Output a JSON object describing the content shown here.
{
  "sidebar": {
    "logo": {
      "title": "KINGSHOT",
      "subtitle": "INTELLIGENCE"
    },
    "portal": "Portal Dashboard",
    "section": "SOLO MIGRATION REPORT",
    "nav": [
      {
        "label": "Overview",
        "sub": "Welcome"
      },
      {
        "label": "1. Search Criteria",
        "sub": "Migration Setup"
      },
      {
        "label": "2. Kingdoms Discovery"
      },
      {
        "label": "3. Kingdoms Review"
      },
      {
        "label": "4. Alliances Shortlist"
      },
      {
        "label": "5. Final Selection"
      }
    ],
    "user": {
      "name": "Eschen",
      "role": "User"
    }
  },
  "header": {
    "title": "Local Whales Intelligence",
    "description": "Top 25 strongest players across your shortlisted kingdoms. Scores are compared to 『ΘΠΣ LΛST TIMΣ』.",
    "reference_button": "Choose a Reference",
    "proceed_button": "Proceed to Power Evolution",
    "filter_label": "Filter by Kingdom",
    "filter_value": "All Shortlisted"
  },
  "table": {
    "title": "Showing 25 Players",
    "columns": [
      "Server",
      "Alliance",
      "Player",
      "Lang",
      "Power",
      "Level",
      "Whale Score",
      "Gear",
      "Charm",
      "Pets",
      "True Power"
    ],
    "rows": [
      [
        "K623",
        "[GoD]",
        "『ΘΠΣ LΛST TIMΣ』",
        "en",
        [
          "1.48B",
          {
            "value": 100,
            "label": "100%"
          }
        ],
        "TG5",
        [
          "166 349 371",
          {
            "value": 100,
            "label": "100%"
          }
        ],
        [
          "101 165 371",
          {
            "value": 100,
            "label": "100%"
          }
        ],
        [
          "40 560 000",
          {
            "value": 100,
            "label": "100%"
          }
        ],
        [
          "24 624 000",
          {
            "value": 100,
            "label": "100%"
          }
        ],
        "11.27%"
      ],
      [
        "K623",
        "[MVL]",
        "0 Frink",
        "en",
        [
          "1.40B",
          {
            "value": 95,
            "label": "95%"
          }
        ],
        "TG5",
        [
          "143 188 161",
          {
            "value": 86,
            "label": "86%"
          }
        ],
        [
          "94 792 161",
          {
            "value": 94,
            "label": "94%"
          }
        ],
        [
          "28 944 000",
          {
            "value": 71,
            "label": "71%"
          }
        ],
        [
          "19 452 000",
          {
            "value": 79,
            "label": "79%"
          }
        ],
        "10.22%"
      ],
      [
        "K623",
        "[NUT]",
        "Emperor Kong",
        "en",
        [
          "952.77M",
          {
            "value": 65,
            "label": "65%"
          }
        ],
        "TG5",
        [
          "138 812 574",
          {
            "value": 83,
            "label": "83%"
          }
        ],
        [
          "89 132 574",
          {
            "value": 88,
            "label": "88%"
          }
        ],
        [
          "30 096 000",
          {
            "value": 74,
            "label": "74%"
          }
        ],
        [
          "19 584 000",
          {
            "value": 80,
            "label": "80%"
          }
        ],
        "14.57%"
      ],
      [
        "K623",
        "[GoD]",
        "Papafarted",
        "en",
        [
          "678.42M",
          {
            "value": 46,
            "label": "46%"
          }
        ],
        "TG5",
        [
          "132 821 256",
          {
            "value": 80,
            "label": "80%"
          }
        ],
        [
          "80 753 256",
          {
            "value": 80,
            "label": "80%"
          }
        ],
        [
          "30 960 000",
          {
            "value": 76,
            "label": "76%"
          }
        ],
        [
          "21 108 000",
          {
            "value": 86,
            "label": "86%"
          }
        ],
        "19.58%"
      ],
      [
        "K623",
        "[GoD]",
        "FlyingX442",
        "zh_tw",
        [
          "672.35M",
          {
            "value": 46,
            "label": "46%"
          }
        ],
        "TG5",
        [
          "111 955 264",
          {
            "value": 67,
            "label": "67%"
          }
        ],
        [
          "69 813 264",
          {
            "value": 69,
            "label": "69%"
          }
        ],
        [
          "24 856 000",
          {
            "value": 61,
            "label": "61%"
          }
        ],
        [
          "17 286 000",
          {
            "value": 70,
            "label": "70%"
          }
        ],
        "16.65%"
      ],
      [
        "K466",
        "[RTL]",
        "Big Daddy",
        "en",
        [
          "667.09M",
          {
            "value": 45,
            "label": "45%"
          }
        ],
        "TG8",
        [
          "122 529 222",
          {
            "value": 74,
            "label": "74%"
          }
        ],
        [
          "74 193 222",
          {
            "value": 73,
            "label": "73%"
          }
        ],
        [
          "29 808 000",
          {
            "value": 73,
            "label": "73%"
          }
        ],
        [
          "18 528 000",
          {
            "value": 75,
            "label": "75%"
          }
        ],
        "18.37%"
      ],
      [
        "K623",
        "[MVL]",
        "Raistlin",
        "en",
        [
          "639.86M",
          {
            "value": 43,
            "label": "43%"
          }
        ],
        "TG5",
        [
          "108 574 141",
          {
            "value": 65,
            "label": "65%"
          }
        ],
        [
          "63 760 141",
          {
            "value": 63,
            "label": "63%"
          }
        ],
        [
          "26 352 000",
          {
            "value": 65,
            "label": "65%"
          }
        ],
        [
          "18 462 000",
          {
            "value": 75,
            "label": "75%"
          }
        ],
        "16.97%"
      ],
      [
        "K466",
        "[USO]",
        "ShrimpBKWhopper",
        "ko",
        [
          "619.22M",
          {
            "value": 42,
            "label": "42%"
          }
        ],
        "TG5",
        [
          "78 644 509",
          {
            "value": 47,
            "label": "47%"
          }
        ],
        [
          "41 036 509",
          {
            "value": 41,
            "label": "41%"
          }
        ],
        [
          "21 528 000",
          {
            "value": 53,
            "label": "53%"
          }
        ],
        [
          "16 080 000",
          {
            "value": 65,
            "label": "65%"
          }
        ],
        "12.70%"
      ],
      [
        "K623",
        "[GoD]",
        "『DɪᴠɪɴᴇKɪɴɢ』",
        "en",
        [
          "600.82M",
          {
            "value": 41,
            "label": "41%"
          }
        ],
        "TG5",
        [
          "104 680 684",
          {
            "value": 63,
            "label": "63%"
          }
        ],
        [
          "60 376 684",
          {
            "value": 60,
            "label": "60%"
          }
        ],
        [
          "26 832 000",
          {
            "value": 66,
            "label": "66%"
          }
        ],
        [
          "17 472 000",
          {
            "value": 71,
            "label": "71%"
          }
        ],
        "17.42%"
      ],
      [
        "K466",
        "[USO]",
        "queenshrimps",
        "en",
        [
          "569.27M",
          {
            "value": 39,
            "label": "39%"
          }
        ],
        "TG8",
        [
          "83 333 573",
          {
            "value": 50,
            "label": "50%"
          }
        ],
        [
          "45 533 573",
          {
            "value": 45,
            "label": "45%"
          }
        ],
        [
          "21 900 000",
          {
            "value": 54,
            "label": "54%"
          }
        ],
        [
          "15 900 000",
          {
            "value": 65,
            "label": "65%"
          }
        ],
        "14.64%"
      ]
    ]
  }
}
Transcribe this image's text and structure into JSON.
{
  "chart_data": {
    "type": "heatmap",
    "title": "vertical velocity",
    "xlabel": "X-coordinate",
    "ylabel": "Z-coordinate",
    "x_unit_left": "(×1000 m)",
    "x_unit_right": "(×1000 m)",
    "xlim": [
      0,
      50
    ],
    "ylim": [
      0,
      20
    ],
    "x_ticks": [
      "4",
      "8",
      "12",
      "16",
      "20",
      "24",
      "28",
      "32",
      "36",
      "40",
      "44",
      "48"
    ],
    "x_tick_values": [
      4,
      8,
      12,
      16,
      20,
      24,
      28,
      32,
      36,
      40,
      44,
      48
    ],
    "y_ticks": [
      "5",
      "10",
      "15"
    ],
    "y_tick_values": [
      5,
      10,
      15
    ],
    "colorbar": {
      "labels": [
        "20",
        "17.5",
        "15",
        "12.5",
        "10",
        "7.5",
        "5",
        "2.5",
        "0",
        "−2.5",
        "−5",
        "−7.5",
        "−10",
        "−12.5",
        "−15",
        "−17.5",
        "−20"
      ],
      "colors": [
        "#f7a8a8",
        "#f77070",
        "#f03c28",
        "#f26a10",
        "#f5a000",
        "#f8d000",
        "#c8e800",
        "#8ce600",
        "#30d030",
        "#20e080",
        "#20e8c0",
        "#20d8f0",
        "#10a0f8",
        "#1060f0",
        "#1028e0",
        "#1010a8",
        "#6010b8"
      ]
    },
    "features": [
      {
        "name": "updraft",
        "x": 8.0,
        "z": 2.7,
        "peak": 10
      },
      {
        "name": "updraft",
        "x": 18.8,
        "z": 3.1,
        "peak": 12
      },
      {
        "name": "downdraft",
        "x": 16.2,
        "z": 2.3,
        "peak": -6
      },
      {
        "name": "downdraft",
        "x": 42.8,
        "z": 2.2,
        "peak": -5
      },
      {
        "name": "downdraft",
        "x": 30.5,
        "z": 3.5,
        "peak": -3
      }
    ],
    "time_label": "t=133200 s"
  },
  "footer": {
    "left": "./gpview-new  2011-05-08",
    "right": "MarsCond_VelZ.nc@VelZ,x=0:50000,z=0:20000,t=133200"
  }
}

=-=-=

◆ EXERCISE DETAILS
Write out the lines above from the one containing "Transcribe this image's" through the last, exactly as they are.

◆ WRITTEN RESPONSE
Transcribe this image's text and structure into JSON.
{
  "chart_data": {
    "type": "heatmap",
    "title": "vertical velocity",
    "xlabel": "X-coordinate",
    "ylabel": "Z-coordinate",
    "x_unit_left": "(×1000 m)",
    "x_unit_right": "(×1000 m)",
    "xlim": [
      0,
      50
    ],
    "ylim": [
      0,
      20
    ],
    "x_ticks": [
      "4",
      "8",
      "12",
      "16",
      "20",
      "24",
      "28",
      "32",
      "36",
      "40",
      "44",
      "48"
    ],
    "x_tick_values": [
      4,
      8,
      12,
      16,
      20,
      24,
      28,
      32,
      36,
      40,
      44,
      48
    ],
    "y_ticks": [
      "5",
      "10",
      "15"
    ],
    "y_tick_values": [
      5,
      10,
      15
    ],
    "colorbar": {
      "labels": [
        "20",
        "17.5",
        "15",
        "12.5",
        "10",
        "7.5",
        "5",
        "2.5",
        "0",
        "−2.5",
        "−5",
        "−7.5",
        "−10",
        "−12.5",
        "−15",
        "−17.5",
        "−20"
      ],
      "colors": [
        "#f7a8a8",
        "#f77070",
        "#f03c28",
        "#f26a10",
        "#f5a000",
        "#f8d000",
        "#c8e800",
        "#8ce600",
        "#30d030",
        "#20e080",
        "#20e8c0",
        "#20d8f0",
        "#10a0f8",
        "#1060f0",
        "#1028e0",
        "#1010a8",
        "#6010b8"
      ]
    },
    "features": [
      {
        "name": "updraft",
        "x": 8.0,
        "z": 2.7,
        "peak": 10
      },
      {
        "name": "updraft",
        "x": 18.8,
        "z": 3.1,
        "peak": 12
      },
      {
        "name": "downdraft",
        "x": 16.2,
        "z": 2.3,
        "peak": -6
      },
      {
        "name": "downdraft",
        "x": 42.8,
        "z": 2.2,
        "peak": -5
      },
      {
        "name": "downdraft",
        "x": 30.5,
        "z": 3.5,
        "peak": -3
      }
    ],
    "time_label": "t=133200 s"
  },
  "footer": {
    "left": "./gpview-new  2011-05-08",
    "right": "MarsCond_VelZ.nc@VelZ,x=0:50000,z=0:20000,t=133200"
  }
}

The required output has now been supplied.